| Written task |
Rewrite the stretch of items from the very start through the line containing "heatmap-cell xyxy=(285,589,292,593)", both ends included, as a numbered list with blank lines left out.

=-=-=-=-=

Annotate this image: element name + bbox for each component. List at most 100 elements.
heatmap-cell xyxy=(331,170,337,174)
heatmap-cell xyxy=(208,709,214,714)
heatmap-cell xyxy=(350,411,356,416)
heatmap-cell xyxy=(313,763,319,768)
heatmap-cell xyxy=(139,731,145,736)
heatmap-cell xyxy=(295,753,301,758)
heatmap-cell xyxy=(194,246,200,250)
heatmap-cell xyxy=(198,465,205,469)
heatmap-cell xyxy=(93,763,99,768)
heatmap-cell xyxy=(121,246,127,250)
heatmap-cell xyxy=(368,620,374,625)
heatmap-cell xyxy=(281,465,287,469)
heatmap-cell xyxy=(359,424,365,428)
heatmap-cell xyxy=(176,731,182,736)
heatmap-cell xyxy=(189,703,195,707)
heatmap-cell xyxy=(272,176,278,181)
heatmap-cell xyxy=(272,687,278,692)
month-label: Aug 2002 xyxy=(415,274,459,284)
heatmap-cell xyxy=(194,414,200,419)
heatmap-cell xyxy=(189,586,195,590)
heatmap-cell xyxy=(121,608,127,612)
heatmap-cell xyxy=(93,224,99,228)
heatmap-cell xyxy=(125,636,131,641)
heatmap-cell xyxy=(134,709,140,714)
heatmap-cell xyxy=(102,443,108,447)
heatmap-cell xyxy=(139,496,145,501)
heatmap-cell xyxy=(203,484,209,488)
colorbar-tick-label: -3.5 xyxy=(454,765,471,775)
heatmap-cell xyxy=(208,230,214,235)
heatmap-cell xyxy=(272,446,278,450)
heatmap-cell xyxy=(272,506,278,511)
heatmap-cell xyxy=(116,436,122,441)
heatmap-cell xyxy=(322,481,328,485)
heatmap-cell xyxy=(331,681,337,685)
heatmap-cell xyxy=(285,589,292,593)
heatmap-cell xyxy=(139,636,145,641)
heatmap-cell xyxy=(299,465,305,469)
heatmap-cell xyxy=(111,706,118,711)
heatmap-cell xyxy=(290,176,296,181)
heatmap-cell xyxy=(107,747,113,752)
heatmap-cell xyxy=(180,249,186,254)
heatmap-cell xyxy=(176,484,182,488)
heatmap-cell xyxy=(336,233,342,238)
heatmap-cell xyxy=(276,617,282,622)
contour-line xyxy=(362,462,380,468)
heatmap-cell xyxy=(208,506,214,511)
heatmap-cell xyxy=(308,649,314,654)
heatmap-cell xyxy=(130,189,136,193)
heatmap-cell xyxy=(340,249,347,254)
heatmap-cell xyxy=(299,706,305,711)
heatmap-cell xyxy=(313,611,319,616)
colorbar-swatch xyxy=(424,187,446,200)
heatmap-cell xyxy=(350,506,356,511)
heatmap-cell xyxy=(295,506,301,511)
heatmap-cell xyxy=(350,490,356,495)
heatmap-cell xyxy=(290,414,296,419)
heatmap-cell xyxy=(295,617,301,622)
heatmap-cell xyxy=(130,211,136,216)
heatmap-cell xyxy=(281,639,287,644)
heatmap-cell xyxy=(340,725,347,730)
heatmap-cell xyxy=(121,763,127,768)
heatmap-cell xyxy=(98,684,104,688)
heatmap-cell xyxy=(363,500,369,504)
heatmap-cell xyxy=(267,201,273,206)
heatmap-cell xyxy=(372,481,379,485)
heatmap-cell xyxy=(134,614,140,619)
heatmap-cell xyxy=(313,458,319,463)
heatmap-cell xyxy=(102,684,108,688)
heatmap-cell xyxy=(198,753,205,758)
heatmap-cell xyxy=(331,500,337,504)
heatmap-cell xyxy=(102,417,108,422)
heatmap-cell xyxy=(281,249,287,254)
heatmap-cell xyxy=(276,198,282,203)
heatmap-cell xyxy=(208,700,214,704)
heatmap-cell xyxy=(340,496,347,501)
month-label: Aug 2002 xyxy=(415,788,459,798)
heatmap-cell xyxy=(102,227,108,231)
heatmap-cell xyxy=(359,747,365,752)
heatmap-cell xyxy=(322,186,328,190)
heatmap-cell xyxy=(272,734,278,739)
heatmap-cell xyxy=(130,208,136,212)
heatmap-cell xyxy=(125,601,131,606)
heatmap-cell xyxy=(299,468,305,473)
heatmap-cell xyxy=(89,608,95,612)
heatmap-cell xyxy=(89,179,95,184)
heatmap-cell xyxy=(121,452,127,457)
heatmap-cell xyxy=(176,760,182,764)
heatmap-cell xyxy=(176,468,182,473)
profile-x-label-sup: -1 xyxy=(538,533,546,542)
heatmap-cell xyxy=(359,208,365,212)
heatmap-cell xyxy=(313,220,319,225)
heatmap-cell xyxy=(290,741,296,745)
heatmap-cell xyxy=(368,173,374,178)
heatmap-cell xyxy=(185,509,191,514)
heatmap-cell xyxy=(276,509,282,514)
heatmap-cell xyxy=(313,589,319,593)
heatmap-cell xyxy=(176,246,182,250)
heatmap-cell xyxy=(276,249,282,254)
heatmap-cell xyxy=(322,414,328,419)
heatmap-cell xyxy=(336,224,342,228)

=-=-=-=-=

| Response for this exercise |
1. Annotate this image: element name + bbox for each component. List at most 100 elements.
2. heatmap-cell xyxy=(331,170,337,174)
3. heatmap-cell xyxy=(208,709,214,714)
4. heatmap-cell xyxy=(350,411,356,416)
5. heatmap-cell xyxy=(313,763,319,768)
6. heatmap-cell xyxy=(139,731,145,736)
7. heatmap-cell xyxy=(295,753,301,758)
8. heatmap-cell xyxy=(194,246,200,250)
9. heatmap-cell xyxy=(198,465,205,469)
10. heatmap-cell xyxy=(93,763,99,768)
11. heatmap-cell xyxy=(121,246,127,250)
12. heatmap-cell xyxy=(368,620,374,625)
13. heatmap-cell xyxy=(281,465,287,469)
14. heatmap-cell xyxy=(359,424,365,428)
15. heatmap-cell xyxy=(176,731,182,736)
16. heatmap-cell xyxy=(189,703,195,707)
17. heatmap-cell xyxy=(272,176,278,181)
18. heatmap-cell xyxy=(272,687,278,692)
19. month-label: Aug 2002 xyxy=(415,274,459,284)
20. heatmap-cell xyxy=(194,414,200,419)
21. heatmap-cell xyxy=(189,586,195,590)
22. heatmap-cell xyxy=(121,608,127,612)
23. heatmap-cell xyxy=(93,224,99,228)
24. heatmap-cell xyxy=(125,636,131,641)
25. heatmap-cell xyxy=(134,709,140,714)
26. heatmap-cell xyxy=(102,443,108,447)
27. heatmap-cell xyxy=(139,496,145,501)
28. heatmap-cell xyxy=(203,484,209,488)
29. colorbar-tick-label: -3.5 xyxy=(454,765,471,775)
30. heatmap-cell xyxy=(208,230,214,235)
31. heatmap-cell xyxy=(272,446,278,450)
32. heatmap-cell xyxy=(272,506,278,511)
33. heatmap-cell xyxy=(116,436,122,441)
34. heatmap-cell xyxy=(322,481,328,485)
35. heatmap-cell xyxy=(331,681,337,685)
36. heatmap-cell xyxy=(285,589,292,593)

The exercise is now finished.